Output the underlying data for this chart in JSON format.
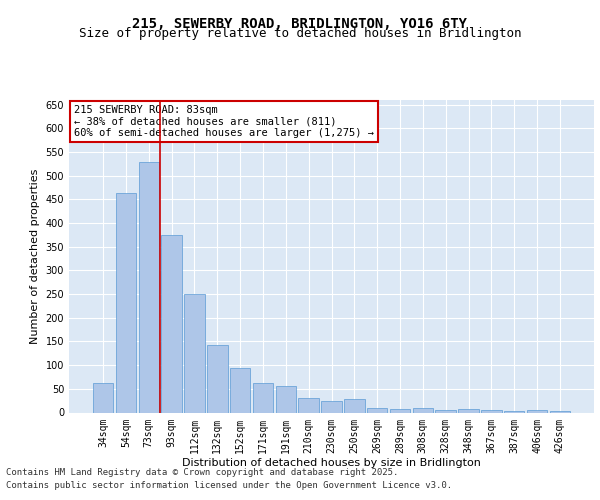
{
  "title_line1": "215, SEWERBY ROAD, BRIDLINGTON, YO16 6TY",
  "title_line2": "Size of property relative to detached houses in Bridlington",
  "xlabel": "Distribution of detached houses by size in Bridlington",
  "ylabel": "Number of detached properties",
  "categories": [
    "34sqm",
    "54sqm",
    "73sqm",
    "93sqm",
    "112sqm",
    "132sqm",
    "152sqm",
    "171sqm",
    "191sqm",
    "210sqm",
    "230sqm",
    "250sqm",
    "269sqm",
    "289sqm",
    "308sqm",
    "328sqm",
    "348sqm",
    "367sqm",
    "387sqm",
    "406sqm",
    "426sqm"
  ],
  "values": [
    63,
    463,
    530,
    375,
    250,
    143,
    95,
    63,
    57,
    30,
    25,
    29,
    10,
    8,
    10,
    6,
    7,
    5,
    4,
    5,
    4
  ],
  "bar_color": "#aec6e8",
  "bar_edge_color": "#5b9bd5",
  "background_color": "#dce8f5",
  "grid_color": "#ffffff",
  "vline_color": "#cc0000",
  "annotation_text": "215 SEWERBY ROAD: 83sqm\n← 38% of detached houses are smaller (811)\n60% of semi-detached houses are larger (1,275) →",
  "annotation_box_color": "#cc0000",
  "ylim": [
    0,
    660
  ],
  "yticks": [
    0,
    50,
    100,
    150,
    200,
    250,
    300,
    350,
    400,
    450,
    500,
    550,
    600,
    650
  ],
  "footer_line1": "Contains HM Land Registry data © Crown copyright and database right 2025.",
  "footer_line2": "Contains public sector information licensed under the Open Government Licence v3.0.",
  "title_fontsize": 10,
  "subtitle_fontsize": 9,
  "label_fontsize": 8,
  "tick_fontsize": 7,
  "footer_fontsize": 6.5,
  "ann_fontsize": 7.5
}
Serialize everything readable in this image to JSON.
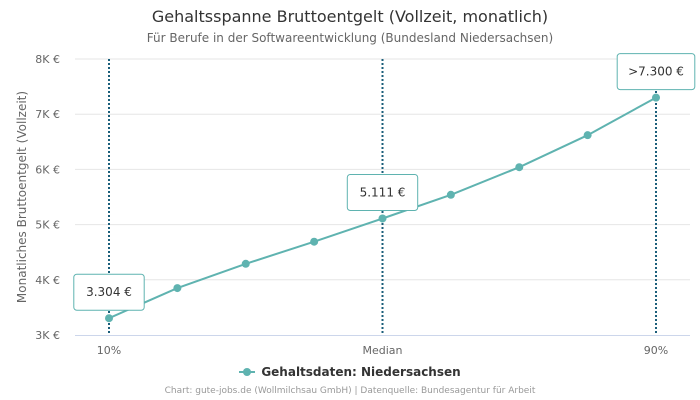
{
  "chart_data": {
    "type": "line",
    "title": "Gehaltsspanne Bruttoentgelt (Vollzeit, monatlich)",
    "subtitle": "Für Berufe in der Softwareentwicklung (Bundesland Niedersachsen)",
    "ylabel": "Monatliches Bruttoentgelt (Vollzeit)",
    "xlabel": "",
    "ylim": [
      3000,
      8000
    ],
    "y_ticks": [
      3000,
      4000,
      5000,
      6000,
      7000,
      8000
    ],
    "y_tick_labels": [
      "3K €",
      "4K €",
      "5K €",
      "6K €",
      "7K €",
      "8K €"
    ],
    "x_ticks": [
      {
        "index": 0,
        "label": "10%"
      },
      {
        "index": 4,
        "label": "Median"
      },
      {
        "index": 8,
        "label": "90%"
      }
    ],
    "grid": true,
    "legend_position": "bottom-center",
    "series": [
      {
        "name": "Gehaltsdaten: Niedersachsen",
        "color": "#5fb3b0",
        "values": [
          3304,
          3850,
          4290,
          4690,
          5111,
          5540,
          6040,
          6620,
          7300
        ]
      }
    ],
    "annotations": [
      {
        "index": 0,
        "text": "3.304 €"
      },
      {
        "index": 4,
        "text": "5.111 €"
      },
      {
        "index": 8,
        "text": ">7.300 €"
      }
    ],
    "reference_lines_color": "#1a5e7a",
    "credits": "Chart: gute-jobs.de (Wollmilchsau GmbH) | Datenquelle: Bundesagentur für Arbeit"
  }
}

:: Written problem ::
Return each full line of the entries that contains the word "detached".

:: Correct response ::
  "title_line2": "Size of property relative to detached houses in Bridlington",
  "xlabel": "Distribution of detached houses by size in Bridlington",
  "ylabel": "Number of detached properties",
  "annotation_text": "215 SEWERBY ROAD: 83sqm\n← 38% of detached houses are smaller (811)\n60% of semi-detached houses are larger (1,275) →",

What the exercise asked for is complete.